Items listed in a dataset

______________________________

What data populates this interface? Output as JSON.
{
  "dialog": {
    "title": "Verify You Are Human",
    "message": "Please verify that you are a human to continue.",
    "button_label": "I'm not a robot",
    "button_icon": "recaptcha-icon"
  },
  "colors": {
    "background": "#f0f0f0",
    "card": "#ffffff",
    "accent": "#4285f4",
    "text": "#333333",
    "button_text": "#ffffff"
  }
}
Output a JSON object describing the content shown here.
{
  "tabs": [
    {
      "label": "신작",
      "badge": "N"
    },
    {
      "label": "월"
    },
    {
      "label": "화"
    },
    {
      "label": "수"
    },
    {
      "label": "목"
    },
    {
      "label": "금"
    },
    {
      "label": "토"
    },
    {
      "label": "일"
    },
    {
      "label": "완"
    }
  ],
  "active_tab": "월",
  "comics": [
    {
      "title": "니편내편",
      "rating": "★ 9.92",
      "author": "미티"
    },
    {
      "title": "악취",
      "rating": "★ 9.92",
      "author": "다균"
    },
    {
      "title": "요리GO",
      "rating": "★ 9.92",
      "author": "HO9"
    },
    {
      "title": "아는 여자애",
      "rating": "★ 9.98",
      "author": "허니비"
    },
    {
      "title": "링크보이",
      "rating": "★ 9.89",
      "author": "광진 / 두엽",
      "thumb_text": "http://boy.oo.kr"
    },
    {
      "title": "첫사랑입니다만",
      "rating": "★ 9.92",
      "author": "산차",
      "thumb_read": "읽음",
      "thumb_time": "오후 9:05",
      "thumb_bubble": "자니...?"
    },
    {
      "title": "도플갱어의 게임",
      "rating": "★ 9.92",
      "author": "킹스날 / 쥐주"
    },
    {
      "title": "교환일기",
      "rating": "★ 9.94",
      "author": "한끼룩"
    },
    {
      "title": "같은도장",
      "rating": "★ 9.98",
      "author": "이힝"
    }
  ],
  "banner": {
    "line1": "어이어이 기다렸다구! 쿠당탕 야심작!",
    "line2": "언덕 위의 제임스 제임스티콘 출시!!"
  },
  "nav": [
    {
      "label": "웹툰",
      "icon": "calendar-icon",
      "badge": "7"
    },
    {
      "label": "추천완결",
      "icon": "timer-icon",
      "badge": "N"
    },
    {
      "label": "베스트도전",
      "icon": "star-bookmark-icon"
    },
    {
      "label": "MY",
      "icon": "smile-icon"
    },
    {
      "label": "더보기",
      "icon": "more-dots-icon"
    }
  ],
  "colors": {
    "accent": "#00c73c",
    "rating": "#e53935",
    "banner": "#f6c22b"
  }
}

______________________________

== AIM ==
All of the data needs to be reproduced exactly, with no line missing.

== TASK RESULT ==
What data populates this interface? Output as JSON.
{
  "dialog": {
    "title": "Verify You Are Human",
    "message": "Please verify that you are a human to continue.",
    "button_label": "I'm not a robot",
    "button_icon": "recaptcha-icon"
  },
  "colors": {
    "background": "#f0f0f0",
    "card": "#ffffff",
    "accent": "#4285f4",
    "text": "#333333",
    "button_text": "#ffffff"
  }
}
Output a JSON object describing the content shown here.
{
  "tabs": [
    {
      "label": "신작",
      "badge": "N"
    },
    {
      "label": "월"
    },
    {
      "label": "화"
    },
    {
      "label": "수"
    },
    {
      "label": "목"
    },
    {
      "label": "금"
    },
    {
      "label": "토"
    },
    {
      "label": "일"
    },
    {
      "label": "완"
    }
  ],
  "active_tab": "월",
  "comics": [
    {
      "title": "니편내편",
      "rating": "★ 9.92",
      "author": "미티"
    },
    {
      "title": "악취",
      "rating": "★ 9.92",
      "author": "다균"
    },
    {
      "title": "요리GO",
      "rating": "★ 9.92",
      "author": "HO9"
    },
    {
      "title": "아는 여자애",
      "rating": "★ 9.98",
      "author": "허니비"
    },
    {
      "title": "링크보이",
      "rating": "★ 9.89",
      "author": "광진 / 두엽",
      "thumb_text": "http://boy.oo.kr"
    },
    {
      "title": "첫사랑입니다만",
      "rating": "★ 9.92",
      "author": "산차",
      "thumb_read": "읽음",
      "thumb_time": "오후 9:05",
      "thumb_bubble": "자니...?"
    },
    {
      "title": "도플갱어의 게임",
      "rating": "★ 9.92",
      "author": "킹스날 / 쥐주"
    },
    {
      "title": "교환일기",
      "rating": "★ 9.94",
      "author": "한끼룩"
    },
    {
      "title": "같은도장",
      "rating": "★ 9.98",
      "author": "이힝"
    }
  ],
  "banner": {
    "line1": "어이어이 기다렸다구! 쿠당탕 야심작!",
    "line2": "언덕 위의 제임스 제임스티콘 출시!!"
  },
  "nav": [
    {
      "label": "웹툰",
      "icon": "calendar-icon",
      "badge": "7"
    },
    {
      "label": "추천완결",
      "icon": "timer-icon",
      "badge": "N"
    },
    {
      "label": "베스트도전",
      "icon": "star-bookmark-icon"
    },
    {
      "label": "MY",
      "icon": "smile-icon"
    },
    {
      "label": "더보기",
      "icon": "more-dots-icon"
    }
  ],
  "colors": {
    "accent": "#00c73c",
    "rating": "#e53935",
    "banner": "#f6c22b"
  }
}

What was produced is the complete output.